Start of Input rows

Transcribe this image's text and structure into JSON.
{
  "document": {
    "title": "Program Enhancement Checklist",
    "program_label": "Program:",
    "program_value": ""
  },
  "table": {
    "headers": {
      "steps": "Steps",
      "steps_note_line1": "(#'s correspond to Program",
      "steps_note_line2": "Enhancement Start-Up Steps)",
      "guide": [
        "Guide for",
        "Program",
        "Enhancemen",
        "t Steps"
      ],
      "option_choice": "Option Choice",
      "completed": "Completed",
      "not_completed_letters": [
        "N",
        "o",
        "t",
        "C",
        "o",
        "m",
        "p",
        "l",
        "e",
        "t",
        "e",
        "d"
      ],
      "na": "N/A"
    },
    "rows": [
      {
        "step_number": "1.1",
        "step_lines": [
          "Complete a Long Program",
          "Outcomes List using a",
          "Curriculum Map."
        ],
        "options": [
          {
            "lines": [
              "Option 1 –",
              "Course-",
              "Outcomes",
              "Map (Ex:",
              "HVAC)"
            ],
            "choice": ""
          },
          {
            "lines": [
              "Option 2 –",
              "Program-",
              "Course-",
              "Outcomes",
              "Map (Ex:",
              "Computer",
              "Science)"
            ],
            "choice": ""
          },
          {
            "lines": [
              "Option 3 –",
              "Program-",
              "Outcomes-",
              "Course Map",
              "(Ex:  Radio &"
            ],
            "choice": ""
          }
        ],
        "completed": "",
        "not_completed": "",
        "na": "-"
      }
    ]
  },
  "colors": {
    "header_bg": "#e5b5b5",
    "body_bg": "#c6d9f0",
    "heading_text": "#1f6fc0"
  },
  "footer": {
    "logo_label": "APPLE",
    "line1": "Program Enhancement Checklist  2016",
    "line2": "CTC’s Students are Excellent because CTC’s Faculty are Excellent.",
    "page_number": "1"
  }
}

End of Input rows

• Given task: Print out every record again, exactly and in full.

• Response:
Transcribe this image's text and structure into JSON.
{
  "document": {
    "title": "Program Enhancement Checklist",
    "program_label": "Program:",
    "program_value": ""
  },
  "table": {
    "headers": {
      "steps": "Steps",
      "steps_note_line1": "(#'s correspond to Program",
      "steps_note_line2": "Enhancement Start-Up Steps)",
      "guide": [
        "Guide for",
        "Program",
        "Enhancemen",
        "t Steps"
      ],
      "option_choice": "Option Choice",
      "completed": "Completed",
      "not_completed_letters": [
        "N",
        "o",
        "t",
        "C",
        "o",
        "m",
        "p",
        "l",
        "e",
        "t",
        "e",
        "d"
      ],
      "na": "N/A"
    },
    "rows": [
      {
        "step_number": "1.1",
        "step_lines": [
          "Complete a Long Program",
          "Outcomes List using a",
          "Curriculum Map."
        ],
        "options": [
          {
            "lines": [
              "Option 1 –",
              "Course-",
              "Outcomes",
              "Map (Ex:",
              "HVAC)"
            ],
            "choice": ""
          },
          {
            "lines": [
              "Option 2 –",
              "Program-",
              "Course-",
              "Outcomes",
              "Map (Ex:",
              "Computer",
              "Science)"
            ],
            "choice": ""
          },
          {
            "lines": [
              "Option 3 –",
              "Program-",
              "Outcomes-",
              "Course Map",
              "(Ex:  Radio &"
            ],
            "choice": ""
          }
        ],
        "completed": "",
        "not_completed": "",
        "na": "-"
      }
    ]
  },
  "colors": {
    "header_bg": "#e5b5b5",
    "body_bg": "#c6d9f0",
    "heading_text": "#1f6fc0"
  },
  "footer": {
    "logo_label": "APPLE",
    "line1": "Program Enhancement Checklist  2016",
    "line2": "CTC’s Students are Excellent because CTC’s Faculty are Excellent.",
    "page_number": "1"
  }
}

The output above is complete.